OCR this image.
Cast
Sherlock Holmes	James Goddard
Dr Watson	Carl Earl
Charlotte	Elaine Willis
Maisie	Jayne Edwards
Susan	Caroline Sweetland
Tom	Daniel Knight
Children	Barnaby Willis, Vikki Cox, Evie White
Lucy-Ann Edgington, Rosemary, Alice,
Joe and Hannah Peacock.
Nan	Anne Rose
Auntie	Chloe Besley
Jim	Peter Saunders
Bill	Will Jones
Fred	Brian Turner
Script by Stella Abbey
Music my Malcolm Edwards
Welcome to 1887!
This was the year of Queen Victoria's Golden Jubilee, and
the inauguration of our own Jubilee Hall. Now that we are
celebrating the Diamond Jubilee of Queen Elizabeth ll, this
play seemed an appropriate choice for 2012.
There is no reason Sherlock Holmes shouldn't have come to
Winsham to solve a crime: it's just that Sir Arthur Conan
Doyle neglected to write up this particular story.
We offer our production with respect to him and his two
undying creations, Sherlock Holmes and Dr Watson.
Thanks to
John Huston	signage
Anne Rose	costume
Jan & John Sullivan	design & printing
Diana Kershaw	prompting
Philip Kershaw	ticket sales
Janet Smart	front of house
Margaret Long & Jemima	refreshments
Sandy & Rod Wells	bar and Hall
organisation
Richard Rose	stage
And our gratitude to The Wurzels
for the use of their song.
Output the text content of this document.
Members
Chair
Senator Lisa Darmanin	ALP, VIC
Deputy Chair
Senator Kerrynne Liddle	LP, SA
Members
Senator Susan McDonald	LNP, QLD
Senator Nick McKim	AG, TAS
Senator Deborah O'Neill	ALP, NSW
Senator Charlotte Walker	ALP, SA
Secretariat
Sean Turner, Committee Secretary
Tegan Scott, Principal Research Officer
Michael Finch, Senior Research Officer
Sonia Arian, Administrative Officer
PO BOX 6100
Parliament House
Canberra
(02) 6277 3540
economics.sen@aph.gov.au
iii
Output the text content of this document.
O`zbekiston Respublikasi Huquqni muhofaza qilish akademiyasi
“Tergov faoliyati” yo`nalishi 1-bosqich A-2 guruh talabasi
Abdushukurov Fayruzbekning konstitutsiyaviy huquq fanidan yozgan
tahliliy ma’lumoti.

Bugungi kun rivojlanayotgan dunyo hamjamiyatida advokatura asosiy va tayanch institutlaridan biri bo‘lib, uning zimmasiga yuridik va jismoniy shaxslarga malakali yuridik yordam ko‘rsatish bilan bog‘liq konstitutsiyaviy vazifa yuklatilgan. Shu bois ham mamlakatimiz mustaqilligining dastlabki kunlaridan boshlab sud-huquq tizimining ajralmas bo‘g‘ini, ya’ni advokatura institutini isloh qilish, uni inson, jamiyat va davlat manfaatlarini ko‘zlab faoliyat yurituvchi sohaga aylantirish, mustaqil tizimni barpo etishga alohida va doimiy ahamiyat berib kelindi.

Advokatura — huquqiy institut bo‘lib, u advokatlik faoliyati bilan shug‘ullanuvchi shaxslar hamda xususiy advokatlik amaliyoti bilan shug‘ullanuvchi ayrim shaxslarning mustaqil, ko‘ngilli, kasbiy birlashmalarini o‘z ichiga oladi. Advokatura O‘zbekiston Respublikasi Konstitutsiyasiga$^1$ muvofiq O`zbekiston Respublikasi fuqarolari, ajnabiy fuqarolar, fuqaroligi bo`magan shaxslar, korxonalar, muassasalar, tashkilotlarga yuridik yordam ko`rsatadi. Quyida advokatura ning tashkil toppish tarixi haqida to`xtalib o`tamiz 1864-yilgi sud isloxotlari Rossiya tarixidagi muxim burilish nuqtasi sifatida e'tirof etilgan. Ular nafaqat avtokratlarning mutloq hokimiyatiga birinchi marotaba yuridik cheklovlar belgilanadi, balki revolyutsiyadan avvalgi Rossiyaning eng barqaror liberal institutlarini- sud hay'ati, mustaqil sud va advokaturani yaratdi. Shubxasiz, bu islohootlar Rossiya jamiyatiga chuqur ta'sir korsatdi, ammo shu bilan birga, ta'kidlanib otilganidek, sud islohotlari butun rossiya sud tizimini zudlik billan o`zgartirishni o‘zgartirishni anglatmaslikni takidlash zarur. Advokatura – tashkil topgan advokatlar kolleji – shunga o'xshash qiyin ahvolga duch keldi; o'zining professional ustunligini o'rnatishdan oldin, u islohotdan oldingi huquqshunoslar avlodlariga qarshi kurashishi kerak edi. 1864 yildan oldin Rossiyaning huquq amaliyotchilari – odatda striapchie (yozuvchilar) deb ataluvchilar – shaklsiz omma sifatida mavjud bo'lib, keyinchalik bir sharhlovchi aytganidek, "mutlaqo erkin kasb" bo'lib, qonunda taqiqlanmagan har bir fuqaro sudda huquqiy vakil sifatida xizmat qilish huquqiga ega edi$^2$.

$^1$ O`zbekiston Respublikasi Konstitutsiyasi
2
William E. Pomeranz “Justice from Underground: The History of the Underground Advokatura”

============

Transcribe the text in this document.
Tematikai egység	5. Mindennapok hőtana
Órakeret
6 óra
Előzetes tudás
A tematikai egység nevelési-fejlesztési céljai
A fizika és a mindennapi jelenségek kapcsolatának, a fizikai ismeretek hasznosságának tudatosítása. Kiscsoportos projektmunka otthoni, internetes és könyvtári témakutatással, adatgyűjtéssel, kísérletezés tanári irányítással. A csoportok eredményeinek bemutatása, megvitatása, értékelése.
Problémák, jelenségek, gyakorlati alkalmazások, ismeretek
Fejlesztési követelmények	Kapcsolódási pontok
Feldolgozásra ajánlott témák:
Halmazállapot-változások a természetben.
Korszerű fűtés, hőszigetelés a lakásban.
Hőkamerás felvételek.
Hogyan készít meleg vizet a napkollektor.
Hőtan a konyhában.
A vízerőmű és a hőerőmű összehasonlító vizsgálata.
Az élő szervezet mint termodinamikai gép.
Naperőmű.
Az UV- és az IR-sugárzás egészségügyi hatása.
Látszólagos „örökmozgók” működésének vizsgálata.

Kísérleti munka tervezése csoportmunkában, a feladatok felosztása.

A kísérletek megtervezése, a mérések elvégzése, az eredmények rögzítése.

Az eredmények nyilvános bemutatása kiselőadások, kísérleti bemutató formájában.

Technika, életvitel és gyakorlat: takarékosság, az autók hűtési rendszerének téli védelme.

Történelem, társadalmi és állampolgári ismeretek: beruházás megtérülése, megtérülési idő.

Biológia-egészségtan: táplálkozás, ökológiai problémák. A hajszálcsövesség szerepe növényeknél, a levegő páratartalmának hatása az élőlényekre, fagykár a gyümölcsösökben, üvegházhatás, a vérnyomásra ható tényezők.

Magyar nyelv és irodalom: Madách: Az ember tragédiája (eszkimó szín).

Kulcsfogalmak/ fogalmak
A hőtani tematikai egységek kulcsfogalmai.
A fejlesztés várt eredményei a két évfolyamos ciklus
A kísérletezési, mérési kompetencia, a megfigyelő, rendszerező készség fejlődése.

============

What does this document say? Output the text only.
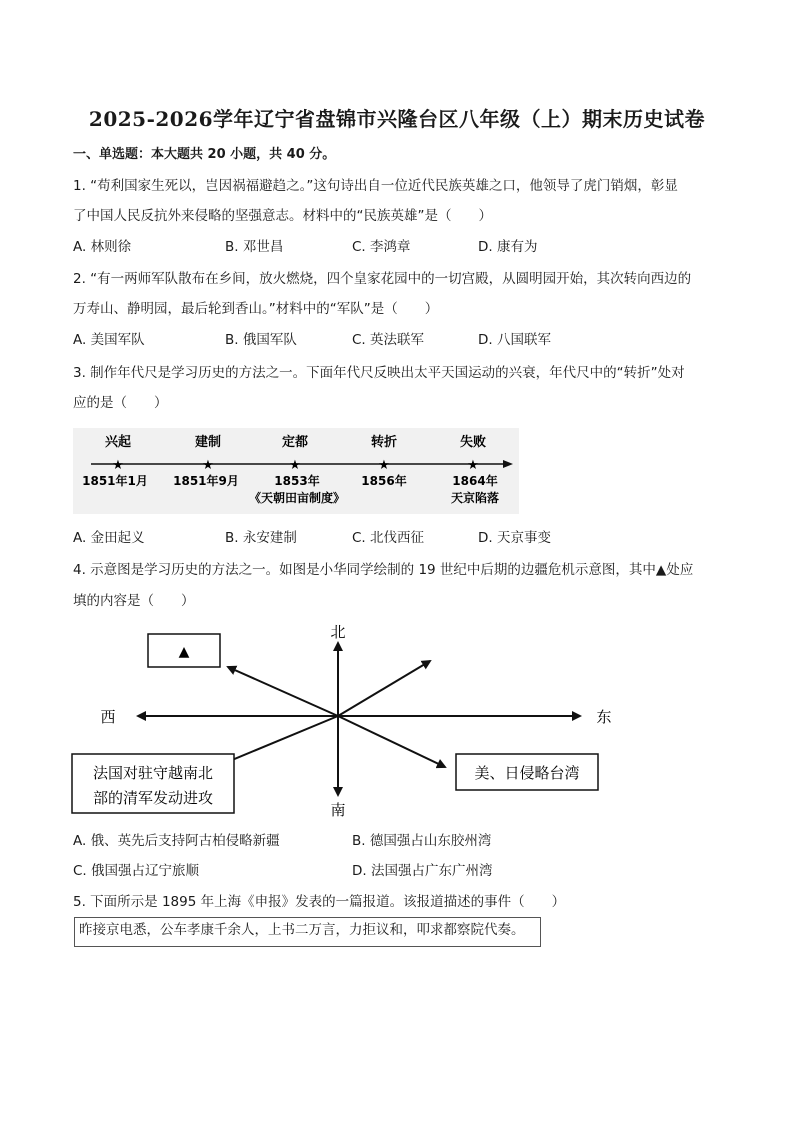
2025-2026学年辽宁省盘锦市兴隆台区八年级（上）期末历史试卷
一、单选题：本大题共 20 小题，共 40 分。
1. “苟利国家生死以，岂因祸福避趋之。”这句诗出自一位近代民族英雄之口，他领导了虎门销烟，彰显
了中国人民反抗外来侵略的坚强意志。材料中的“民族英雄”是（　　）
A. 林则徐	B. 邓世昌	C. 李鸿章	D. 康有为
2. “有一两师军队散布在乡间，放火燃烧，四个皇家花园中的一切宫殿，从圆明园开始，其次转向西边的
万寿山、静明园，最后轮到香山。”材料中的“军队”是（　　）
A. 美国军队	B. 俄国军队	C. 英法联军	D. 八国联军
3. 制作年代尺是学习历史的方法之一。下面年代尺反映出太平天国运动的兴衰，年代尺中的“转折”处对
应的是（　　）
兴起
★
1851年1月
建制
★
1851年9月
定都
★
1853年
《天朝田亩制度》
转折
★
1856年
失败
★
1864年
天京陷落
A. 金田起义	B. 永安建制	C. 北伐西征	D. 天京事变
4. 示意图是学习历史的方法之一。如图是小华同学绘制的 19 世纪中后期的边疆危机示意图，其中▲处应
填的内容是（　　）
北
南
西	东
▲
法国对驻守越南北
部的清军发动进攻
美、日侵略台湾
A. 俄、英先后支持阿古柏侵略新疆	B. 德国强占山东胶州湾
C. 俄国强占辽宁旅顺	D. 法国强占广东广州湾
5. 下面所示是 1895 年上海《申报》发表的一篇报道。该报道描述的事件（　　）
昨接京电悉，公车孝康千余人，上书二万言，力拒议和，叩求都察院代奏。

============

• THE REQUEST:
Show every line of the listing in which the string "Kershaw" can be found.

• THE RESPONSE:
Diana Kershaw	prompting
Philip Kershaw	ticket sales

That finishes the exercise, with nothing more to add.